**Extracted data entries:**
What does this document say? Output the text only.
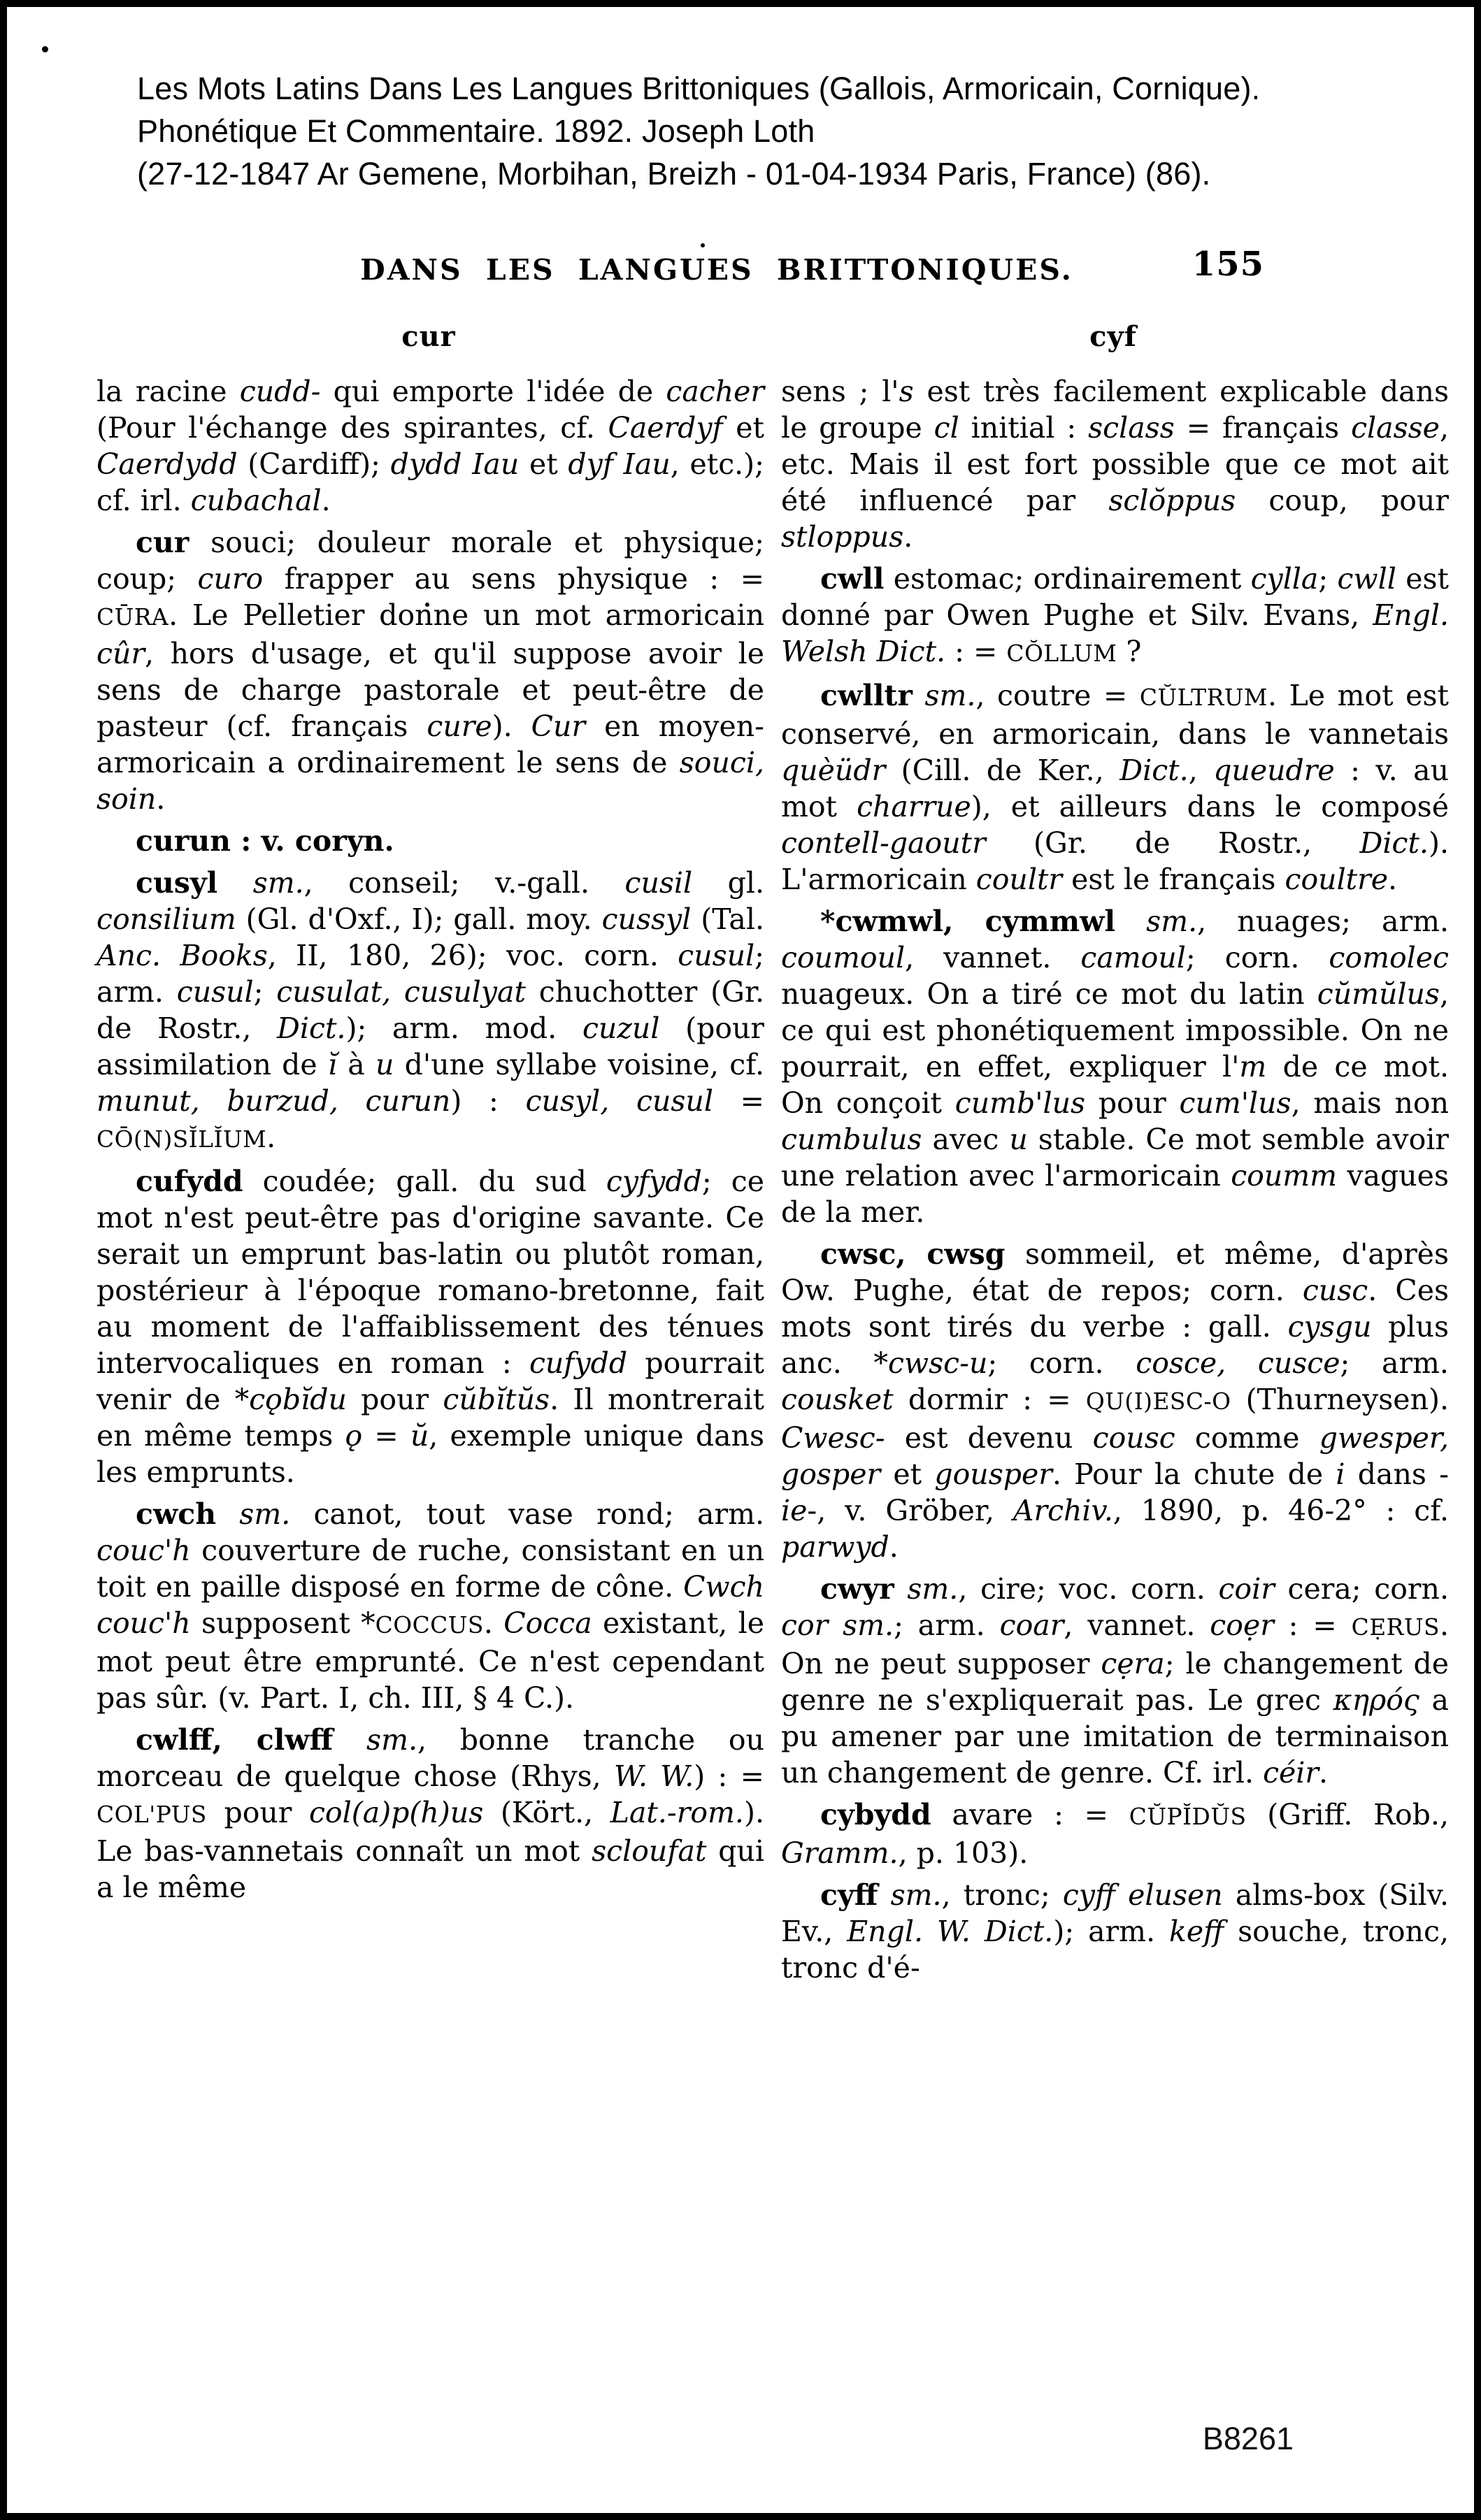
Les Mots Latins Dans Les Langues Brittoniques (Gallois, Armoricain, Cornique).
Phonétique Et Commentaire. 1892. Joseph Loth
(27-12-1847 Ar Gemene, Morbihan, Breizh - 01-04-1934 Paris, France) (86).
DANS LES LANGUES BRITTONIQUES.	155
cur	cyf

la racine cudd- qui emporte l'idée de cacher (Pour l'échange des spirantes, cf. Caerdyf et Caerdydd (Cardiff); dydd Iau et dyf Iau, etc.); cf. irl. cubachal.

cur souci; douleur morale et physique; coup; curo frapper au sens physique : = CŪRA. Le Pelletier donne un mot armoricain cûr, hors d'usage, et qu'il suppose avoir le sens de charge pastorale et peut-être de pasteur (cf. français cure). Cur en moyen-armoricain a ordinairement le sens de souci, soin.

curun : v. coryn.

cusyl sm., conseil; v.-gall. cusil gl. consilium (Gl. d'Oxf., I); gall. moy. cussyl (Tal. Anc. Books, II, 180, 26); voc. corn. cusul; arm. cusul; cusulat, cusulyat chuchotter (Gr. de Rostr., Dict.); arm. mod. cuzul (pour assimilation de ĭ à u d'une syllabe voisine, cf. munut, burzud, curun) : cusyl, cusul = CŌ(N)SĬLĬUM.

cufydd coudée; gall. du sud cyfydd; ce mot n'est peut-être pas d'origine savante. Ce serait un emprunt bas-latin ou plutôt roman, postérieur à l'époque romano-bretonne, fait au moment de l'affaiblissement des ténues intervocaliques en roman : cufydd pourrait venir de *cǫbĭdu pour cŭbĭtŭs. Il montrerait en même temps ǫ = ŭ, exemple unique dans les emprunts.

cwch sm. canot, tout vase rond; arm. couc'h couverture de ruche, consistant en un toit en paille disposé en forme de cône. Cwch couc'h supposent *COCCUS. Cocca existant, le mot peut être emprunté. Ce n'est cependant pas sûr. (v. Part. I, ch. III, § 4 C.).

cwlff, clwff sm., bonne tranche ou morceau de quelque chose (Rhys, W. W.) : = COL'PUS pour col(a)p(h)us (Kört., Lat.-rom.). Le bas-vannetais connaît un mot scloufat qui a le même

sens ; l's est très facilement explicable dans le groupe cl initial : sclass = français classe, etc. Mais il est fort possible que ce mot ait été influencé par sclŏppus coup, pour stloppus.

cwll estomac; ordinairement cylla; cwll est donné par Owen Pughe et Silv. Evans, Engl. Welsh Dict. : = CŎLLUM ?

cwlltr sm., coutre = CŬLTRUM. Le mot est conservé, en armoricain, dans le vannetais quèüdr (Cill. de Ker., Dict., queudre : v. au mot charrue), et ailleurs dans le composé contell-gaoutr (Gr. de Rostr., Dict.). L'armoricain coultr est le français coultre.

*cwmwl, cymmwl sm., nuages; arm. coumoul, vannet. camoul; corn. comolec nuageux. On a tiré ce mot du latin cŭmŭlus, ce qui est phonétiquement impossible. On ne pourrait, en effet, expliquer l'm de ce mot. On conçoit cumb'lus pour cum'lus, mais non cumbulus avec u stable. Ce mot semble avoir une relation avec l'armoricain coumm vagues de la mer.

cwsc, cwsg sommeil, et même, d'après Ow. Pughe, état de repos; corn. cusc. Ces mots sont tirés du verbe : gall. cysgu plus anc. *cwsc-u; corn. cosce, cusce; arm. cousket dormir : = QU(I)ESC-O (Thurneysen). Cwesc- est devenu cousc comme gwesper, gosper et gousper. Pour la chute de i dans -ie-, v. Gröber, Archiv., 1890, p. 46-2° : cf. parwyd.

cwyr sm., cire; voc. corn. coir cera; corn. cor sm.; arm. coar, vannet. coẹr : = CẸRUS. On ne peut supposer cẹra; le changement de genre ne s'expliquerait pas. Le grec κηρός a pu amener par une imitation de terminaison un changement de genre. Cf. irl. céir.

cybydd avare : = CŬPĬDŬS (Griff. Rob., Gramm., p. 103).

cyff sm., tronc; cyff elusen alms-box (Silv. Ev., Engl. W. Dict.); arm. keff souche, tronc, tronc d'é-

B8261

**SET TASK:**
Transcribe all entries above exactly. Drop the pictures.

**SOLUTION FOR THIS EXERCISE:**
What does this document say? Output the text only.
Les Mots Latins Dans Les Langues Brittoniques (Gallois, Armoricain, Cornique).
Phonétique Et Commentaire. 1892. Joseph Loth
(27-12-1847 Ar Gemene, Morbihan, Breizh - 01-04-1934 Paris, France) (86).
DANS LES LANGUES BRITTONIQUES.	155
cur	cyf

la racine cudd- qui emporte l'idée de cacher (Pour l'échange des spirantes, cf. Caerdyf et Caerdydd (Cardiff); dydd Iau et dyf Iau, etc.); cf. irl. cubachal.

cur souci; douleur morale et physique; coup; curo frapper au sens physique : = CŪRA. Le Pelletier donne un mot armoricain cûr, hors d'usage, et qu'il suppose avoir le sens de charge pastorale et peut-être de pasteur (cf. français cure). Cur en moyen-armoricain a ordinairement le sens de souci, soin.

curun : v. coryn.

cusyl sm., conseil; v.-gall. cusil gl. consilium (Gl. d'Oxf., I); gall. moy. cussyl (Tal. Anc. Books, II, 180, 26); voc. corn. cusul; arm. cusul; cusulat, cusulyat chuchotter (Gr. de Rostr., Dict.); arm. mod. cuzul (pour assimilation de ĭ à u d'une syllabe voisine, cf. munut, burzud, curun) : cusyl, cusul = CŌ(N)SĬLĬUM.

cufydd coudée; gall. du sud cyfydd; ce mot n'est peut-être pas d'origine savante. Ce serait un emprunt bas-latin ou plutôt roman, postérieur à l'époque romano-bretonne, fait au moment de l'affaiblissement des ténues intervocaliques en roman : cufydd pourrait venir de *cǫbĭdu pour cŭbĭtŭs. Il montrerait en même temps ǫ = ŭ, exemple unique dans les emprunts.

cwch sm. canot, tout vase rond; arm. couc'h couverture de ruche, consistant en un toit en paille disposé en forme de cône. Cwch couc'h supposent *COCCUS. Cocca existant, le mot peut être emprunté. Ce n'est cependant pas sûr. (v. Part. I, ch. III, § 4 C.).

cwlff, clwff sm., bonne tranche ou morceau de quelque chose (Rhys, W. W.) : = COL'PUS pour col(a)p(h)us (Kört., Lat.-rom.). Le bas-vannetais connaît un mot scloufat qui a le même

sens ; l's est très facilement explicable dans le groupe cl initial : sclass = français classe, etc. Mais il est fort possible que ce mot ait été influencé par sclŏppus coup, pour stloppus.

cwll estomac; ordinairement cylla; cwll est donné par Owen Pughe et Silv. Evans, Engl. Welsh Dict. : = CŎLLUM ?

cwlltr sm., coutre = CŬLTRUM. Le mot est conservé, en armoricain, dans le vannetais quèüdr (Cill. de Ker., Dict., queudre : v. au mot charrue), et ailleurs dans le composé contell-gaoutr (Gr. de Rostr., Dict.). L'armoricain coultr est le français coultre.

*cwmwl, cymmwl sm., nuages; arm. coumoul, vannet. camoul; corn. comolec nuageux. On a tiré ce mot du latin cŭmŭlus, ce qui est phonétiquement impossible. On ne pourrait, en effet, expliquer l'm de ce mot. On conçoit cumb'lus pour cum'lus, mais non cumbulus avec u stable. Ce mot semble avoir une relation avec l'armoricain coumm vagues de la mer.

cwsc, cwsg sommeil, et même, d'après Ow. Pughe, état de repos; corn. cusc. Ces mots sont tirés du verbe : gall. cysgu plus anc. *cwsc-u; corn. cosce, cusce; arm. cousket dormir : = QU(I)ESC-O (Thurneysen). Cwesc- est devenu cousc comme gwesper, gosper et gousper. Pour la chute de i dans -ie-, v. Gröber, Archiv., 1890, p. 46-2° : cf. parwyd.

cwyr sm., cire; voc. corn. coir cera; corn. cor sm.; arm. coar, vannet. coẹr : = CẸRUS. On ne peut supposer cẹra; le changement de genre ne s'expliquerait pas. Le grec κηρός a pu amener par une imitation de terminaison un changement de genre. Cf. irl. céir.

cybydd avare : = CŬPĬDŬS (Griff. Rob., Gramm., p. 103).

cyff sm., tronc; cyff elusen alms-box (Silv. Ev., Engl. W. Dict.); arm. keff souche, tronc, tronc d'é-

B8261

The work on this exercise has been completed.